EXERCISE REQUIREMENTS:
Select each line where the word "which" appears.

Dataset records
## start

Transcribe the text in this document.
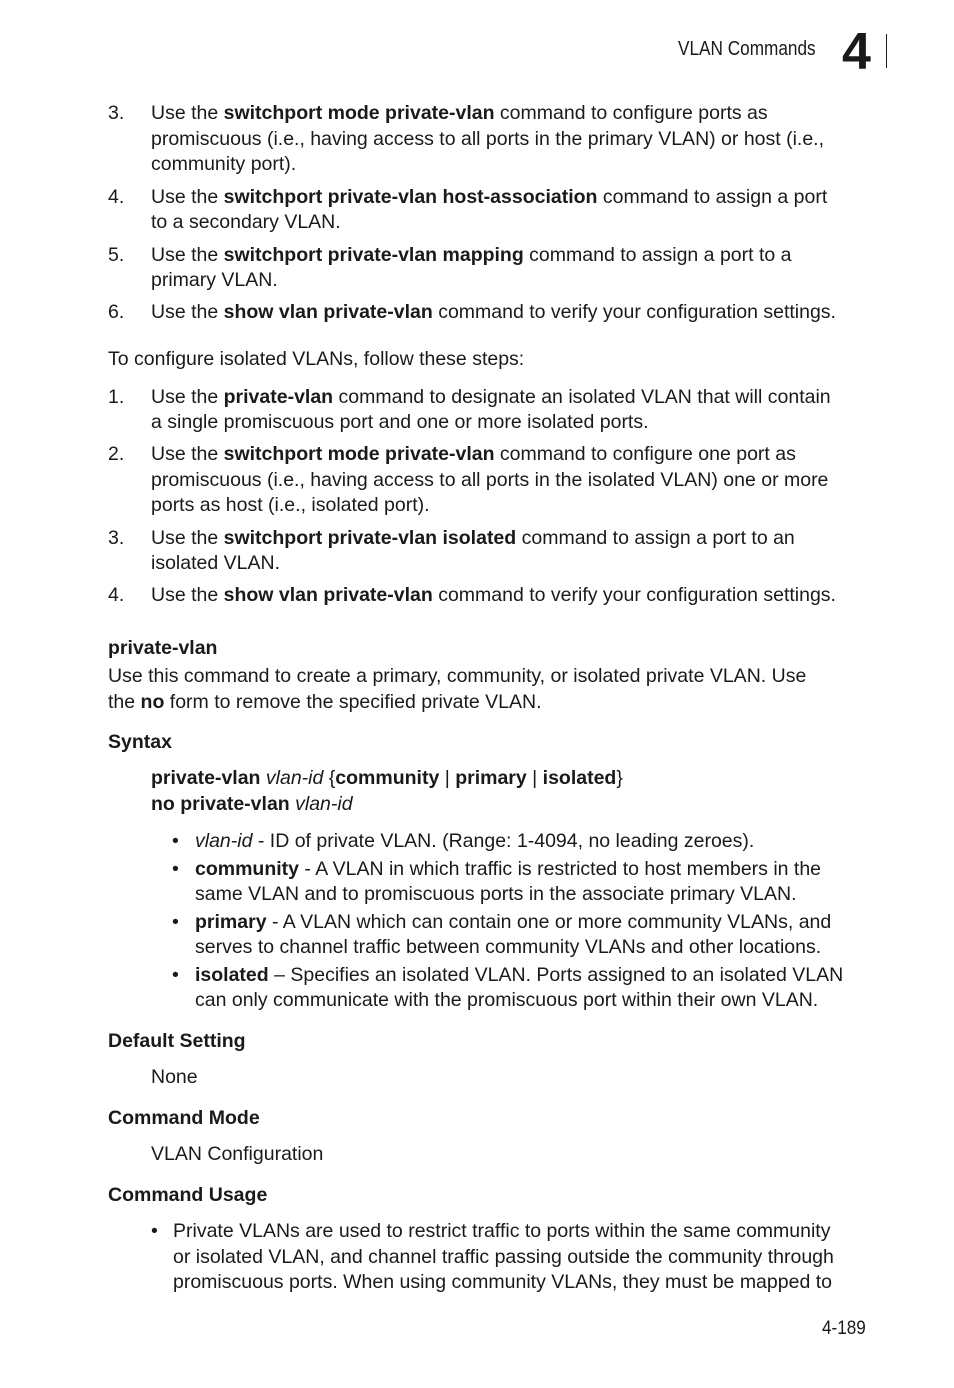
VLAN Commands 4
3. Use the switchport mode private-vlan command to configure ports as
promiscuous (i.e., having access to all ports in the primary VLAN) or host (i.e.,
community port).
4. Use the switchport private-vlan host-association command to assign a port
to a secondary VLAN.
5. Use the switchport private-vlan mapping command to assign a port to a
primary VLAN.
6. Use the show vlan private-vlan command to verify your configuration settings.
To configure isolated VLANs, follow these steps:
1. Use the private-vlan command to designate an isolated VLAN that will contain
a single promiscuous port and one or more isolated ports.
2. Use the switchport mode private-vlan command to configure one port as
promiscuous (i.e., having access to all ports in the isolated VLAN) one or more
ports as host (i.e., isolated port).
3. Use the switchport private-vlan isolated command to assign a port to an
isolated VLAN.
4. Use the show vlan private-vlan command to verify your configuration settings.
private-vlan
Use this command to create a primary, community, or isolated private VLAN. Use
the no form to remove the specified private VLAN.
Syntax
private-vlan vlan-id {community | primary | isolated}
no private-vlan vlan-id
• vlan-id - ID of private VLAN. (Range: 1-4094, no leading zeroes).
• community - A VLAN in which traffic is restricted to host members in the
same VLAN and to promiscuous ports in the associate primary VLAN.
• primary - A VLAN which can contain one or more community VLANs, and
serves to channel traffic between community VLANs and other locations.
• isolated – Specifies an isolated VLAN. Ports assigned to an isolated VLAN
can only communicate with the promiscuous port within their own VLAN.
Default Setting
None
Command Mode
VLAN Configuration
Command Usage
• Private VLANs are used to restrict traffic to ports within the same community
or isolated VLAN, and channel traffic passing outside the community through
promiscuous ports. When using community VLANs, they must be mapped to
4-189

## end

IN RESPONSE:
• community - A VLAN in which traffic is restricted to host members in the
• primary - A VLAN which can contain one or more community VLANs, and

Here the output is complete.